▶ **Short task**: Search the data for the string "Heat" and gather each line it is in.

= = =

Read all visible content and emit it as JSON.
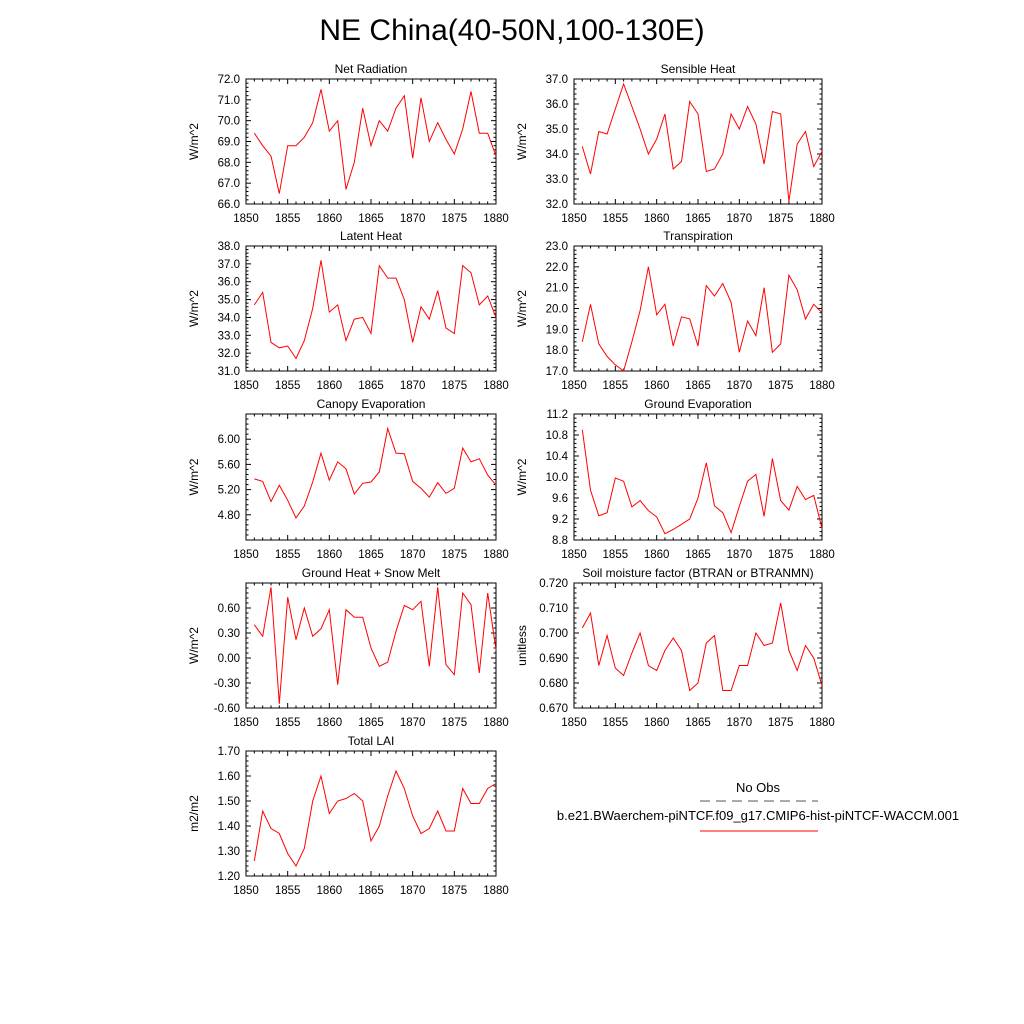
{
  "page": {
    "title": "NE China(40-50N,100-130E)"
  },
  "legend": {
    "obs_label": "No Obs",
    "model_label": "b.e21.BWaerchem-piNTCF.f09_g17.CMIP6-hist-piNTCF-WACCM.001",
    "obs_color": "#555555",
    "model_color": "#ff0000"
  },
  "chart_data": [
    {
      "type": "line",
      "title": "Net Radiation",
      "ylabel": "W/m^2",
      "xlim": [
        1850,
        1880
      ],
      "ylim": [
        66,
        72
      ],
      "xticks": [
        "1850",
        "1855",
        "1860",
        "1865",
        "1870",
        "1875",
        "1880"
      ],
      "yticks": [
        "66.0",
        "67.0",
        "68.0",
        "69.0",
        "70.0",
        "71.0",
        "72.0"
      ],
      "series": [
        {
          "color": "#ff0000",
          "x": [
            1851,
            1852,
            1853,
            1854,
            1855,
            1856,
            1857,
            1858,
            1859,
            1860,
            1861,
            1862,
            1863,
            1864,
            1865,
            1866,
            1867,
            1868,
            1869,
            1870,
            1871,
            1872,
            1873,
            1874,
            1875,
            1876,
            1877,
            1878,
            1879,
            1880
          ],
          "y": [
            69.4,
            68.8,
            68.3,
            66.5,
            68.8,
            68.8,
            69.2,
            69.9,
            71.5,
            69.5,
            70.0,
            66.7,
            68.0,
            70.6,
            68.8,
            70.0,
            69.5,
            70.6,
            71.2,
            68.2,
            71.1,
            69.0,
            69.9,
            69.1,
            68.4,
            69.6,
            71.4,
            69.4,
            69.4,
            68.3
          ]
        }
      ]
    },
    {
      "type": "line",
      "title": "Sensible Heat",
      "ylabel": "W/m^2",
      "xlim": [
        1850,
        1880
      ],
      "ylim": [
        32,
        37
      ],
      "xticks": [
        "1850",
        "1855",
        "1860",
        "1865",
        "1870",
        "1875",
        "1880"
      ],
      "yticks": [
        "32.0",
        "33.0",
        "34.0",
        "35.0",
        "36.0",
        "37.0"
      ],
      "series": [
        {
          "color": "#ff0000",
          "x": [
            1851,
            1852,
            1853,
            1854,
            1855,
            1856,
            1857,
            1858,
            1859,
            1860,
            1861,
            1862,
            1863,
            1864,
            1865,
            1866,
            1867,
            1868,
            1869,
            1870,
            1871,
            1872,
            1873,
            1874,
            1875,
            1876,
            1877,
            1878,
            1879,
            1880
          ],
          "y": [
            34.3,
            33.2,
            34.9,
            34.8,
            35.8,
            36.8,
            35.9,
            35.0,
            34.0,
            34.6,
            35.6,
            33.4,
            33.7,
            36.1,
            35.6,
            33.3,
            33.4,
            34.0,
            35.6,
            35.0,
            35.9,
            35.2,
            33.6,
            35.7,
            35.6,
            32.1,
            34.4,
            34.9,
            33.5,
            34.1
          ]
        }
      ]
    },
    {
      "type": "line",
      "title": "Latent Heat",
      "ylabel": "W/m^2",
      "xlim": [
        1850,
        1880
      ],
      "ylim": [
        31,
        38
      ],
      "xticks": [
        "1850",
        "1855",
        "1860",
        "1865",
        "1870",
        "1875",
        "1880"
      ],
      "yticks": [
        "31.0",
        "32.0",
        "33.0",
        "34.0",
        "35.0",
        "36.0",
        "37.0",
        "38.0"
      ],
      "series": [
        {
          "color": "#ff0000",
          "x": [
            1851,
            1852,
            1853,
            1854,
            1855,
            1856,
            1857,
            1858,
            1859,
            1860,
            1861,
            1862,
            1863,
            1864,
            1865,
            1866,
            1867,
            1868,
            1869,
            1870,
            1871,
            1872,
            1873,
            1874,
            1875,
            1876,
            1877,
            1878,
            1879,
            1880
          ],
          "y": [
            34.7,
            35.4,
            32.6,
            32.3,
            32.4,
            31.7,
            32.7,
            34.5,
            37.2,
            34.3,
            34.7,
            32.7,
            33.9,
            34.0,
            33.1,
            36.9,
            36.2,
            36.2,
            35.0,
            32.6,
            34.6,
            33.9,
            35.5,
            33.4,
            33.1,
            36.9,
            36.5,
            34.7,
            35.2,
            34.0
          ]
        }
      ]
    },
    {
      "type": "line",
      "title": "Transpiration",
      "ylabel": "W/m^2",
      "xlim": [
        1850,
        1880
      ],
      "ylim": [
        17,
        23
      ],
      "xticks": [
        "1850",
        "1855",
        "1860",
        "1865",
        "1870",
        "1875",
        "1880"
      ],
      "yticks": [
        "17.0",
        "18.0",
        "19.0",
        "20.0",
        "21.0",
        "22.0",
        "23.0"
      ],
      "series": [
        {
          "color": "#ff0000",
          "x": [
            1851,
            1852,
            1853,
            1854,
            1855,
            1856,
            1857,
            1858,
            1859,
            1860,
            1861,
            1862,
            1863,
            1864,
            1865,
            1866,
            1867,
            1868,
            1869,
            1870,
            1871,
            1872,
            1873,
            1874,
            1875,
            1876,
            1877,
            1878,
            1879,
            1880
          ],
          "y": [
            18.4,
            20.2,
            18.3,
            17.7,
            17.3,
            17.0,
            18.4,
            19.9,
            22.0,
            19.7,
            20.2,
            18.2,
            19.6,
            19.5,
            18.2,
            21.1,
            20.6,
            21.2,
            20.3,
            17.9,
            19.4,
            18.7,
            21.0,
            17.9,
            18.3,
            21.6,
            20.9,
            19.5,
            20.2,
            19.8
          ]
        }
      ]
    },
    {
      "type": "line",
      "title": "Canopy Evaporation",
      "ylabel": "W/m^2",
      "xlim": [
        1850,
        1880
      ],
      "ylim": [
        4.4,
        6.4
      ],
      "xticks": [
        "1850",
        "1855",
        "1860",
        "1865",
        "1870",
        "1875",
        "1880"
      ],
      "yticks": [
        "4.80",
        "5.20",
        "5.60",
        "6.00"
      ],
      "series": [
        {
          "color": "#ff0000",
          "x": [
            1851,
            1852,
            1853,
            1854,
            1855,
            1856,
            1857,
            1858,
            1859,
            1860,
            1861,
            1862,
            1863,
            1864,
            1865,
            1866,
            1867,
            1868,
            1869,
            1870,
            1871,
            1872,
            1873,
            1874,
            1875,
            1876,
            1877,
            1878,
            1879,
            1880
          ],
          "y": [
            5.37,
            5.33,
            5.01,
            5.27,
            5.03,
            4.75,
            4.94,
            5.32,
            5.78,
            5.35,
            5.64,
            5.53,
            5.13,
            5.3,
            5.32,
            5.48,
            6.17,
            5.78,
            5.77,
            5.33,
            5.22,
            5.08,
            5.31,
            5.14,
            5.22,
            5.86,
            5.64,
            5.69,
            5.43,
            5.27
          ]
        }
      ]
    },
    {
      "type": "line",
      "title": "Ground Evaporation",
      "ylabel": "W/m^2",
      "xlim": [
        1850,
        1880
      ],
      "ylim": [
        8.8,
        11.2
      ],
      "xticks": [
        "1850",
        "1855",
        "1860",
        "1865",
        "1870",
        "1875",
        "1880"
      ],
      "yticks": [
        "8.8",
        "9.2",
        "9.6",
        "10.0",
        "10.4",
        "10.8",
        "11.2"
      ],
      "series": [
        {
          "color": "#ff0000",
          "x": [
            1851,
            1852,
            1853,
            1854,
            1855,
            1856,
            1857,
            1858,
            1859,
            1860,
            1861,
            1862,
            1863,
            1864,
            1865,
            1866,
            1867,
            1868,
            1869,
            1870,
            1871,
            1872,
            1873,
            1874,
            1875,
            1876,
            1877,
            1878,
            1879,
            1880
          ],
          "y": [
            10.9,
            9.75,
            9.26,
            9.32,
            9.98,
            9.92,
            9.43,
            9.55,
            9.36,
            9.24,
            8.92,
            9.0,
            9.1,
            9.2,
            9.6,
            10.27,
            9.45,
            9.32,
            8.94,
            9.44,
            9.92,
            10.05,
            9.25,
            10.35,
            9.55,
            9.37,
            9.82,
            9.57,
            9.65,
            9.02
          ]
        }
      ]
    },
    {
      "type": "line",
      "title": "Ground Heat + Snow Melt",
      "ylabel": "W/m^2",
      "xlim": [
        1850,
        1880
      ],
      "ylim": [
        -0.6,
        0.9
      ],
      "xticks": [
        "1850",
        "1855",
        "1860",
        "1865",
        "1870",
        "1875",
        "1880"
      ],
      "yticks": [
        "-0.60",
        "-0.30",
        "0.00",
        "0.30",
        "0.60"
      ],
      "series": [
        {
          "color": "#ff0000",
          "x": [
            1851,
            1852,
            1853,
            1854,
            1855,
            1856,
            1857,
            1858,
            1859,
            1860,
            1861,
            1862,
            1863,
            1864,
            1865,
            1866,
            1867,
            1868,
            1869,
            1870,
            1871,
            1872,
            1873,
            1874,
            1875,
            1876,
            1877,
            1878,
            1879,
            1880
          ],
          "y": [
            0.4,
            0.26,
            0.85,
            -0.55,
            0.73,
            0.22,
            0.6,
            0.26,
            0.35,
            0.58,
            -0.32,
            0.58,
            0.49,
            0.49,
            0.12,
            -0.1,
            -0.05,
            0.32,
            0.63,
            0.58,
            0.68,
            -0.1,
            0.85,
            -0.08,
            -0.2,
            0.78,
            0.64,
            -0.18,
            0.78,
            0.1
          ]
        }
      ]
    },
    {
      "type": "line",
      "title": "Soil moisture factor (BTRAN or BTRANMN)",
      "ylabel": "unitless",
      "xlim": [
        1850,
        1880
      ],
      "ylim": [
        0.67,
        0.72
      ],
      "xticks": [
        "1850",
        "1855",
        "1860",
        "1865",
        "1870",
        "1875",
        "1880"
      ],
      "yticks": [
        "0.670",
        "0.680",
        "0.690",
        "0.700",
        "0.710",
        "0.720"
      ],
      "series": [
        {
          "color": "#ff0000",
          "x": [
            1851,
            1852,
            1853,
            1854,
            1855,
            1856,
            1857,
            1858,
            1859,
            1860,
            1861,
            1862,
            1863,
            1864,
            1865,
            1866,
            1867,
            1868,
            1869,
            1870,
            1871,
            1872,
            1873,
            1874,
            1875,
            1876,
            1877,
            1878,
            1879,
            1880
          ],
          "y": [
            0.702,
            0.708,
            0.687,
            0.699,
            0.686,
            0.683,
            0.692,
            0.7,
            0.687,
            0.685,
            0.693,
            0.698,
            0.693,
            0.677,
            0.68,
            0.696,
            0.699,
            0.677,
            0.677,
            0.687,
            0.687,
            0.7,
            0.695,
            0.696,
            0.712,
            0.693,
            0.685,
            0.695,
            0.69,
            0.679
          ]
        }
      ]
    },
    {
      "type": "line",
      "title": "Total LAI",
      "ylabel": "m2/m2",
      "xlim": [
        1850,
        1880
      ],
      "ylim": [
        1.2,
        1.7
      ],
      "xticks": [
        "1850",
        "1855",
        "1860",
        "1865",
        "1870",
        "1875",
        "1880"
      ],
      "yticks": [
        "1.20",
        "1.30",
        "1.40",
        "1.50",
        "1.60",
        "1.70"
      ],
      "series": [
        {
          "color": "#ff0000",
          "x": [
            1851,
            1852,
            1853,
            1854,
            1855,
            1856,
            1857,
            1858,
            1859,
            1860,
            1861,
            1862,
            1863,
            1864,
            1865,
            1866,
            1867,
            1868,
            1869,
            1870,
            1871,
            1872,
            1873,
            1874,
            1875,
            1876,
            1877,
            1878,
            1879,
            1880
          ],
          "y": [
            1.26,
            1.46,
            1.39,
            1.37,
            1.29,
            1.24,
            1.31,
            1.5,
            1.6,
            1.45,
            1.5,
            1.51,
            1.53,
            1.5,
            1.34,
            1.4,
            1.52,
            1.62,
            1.55,
            1.44,
            1.37,
            1.39,
            1.46,
            1.38,
            1.38,
            1.55,
            1.49,
            1.49,
            1.55,
            1.57
          ]
        }
      ]
    }
  ]
}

= = =

▶ **Response**:
      "title": "Sensible Heat",
      "title": "Latent Heat",
      "title": "Ground Heat + Snow Melt",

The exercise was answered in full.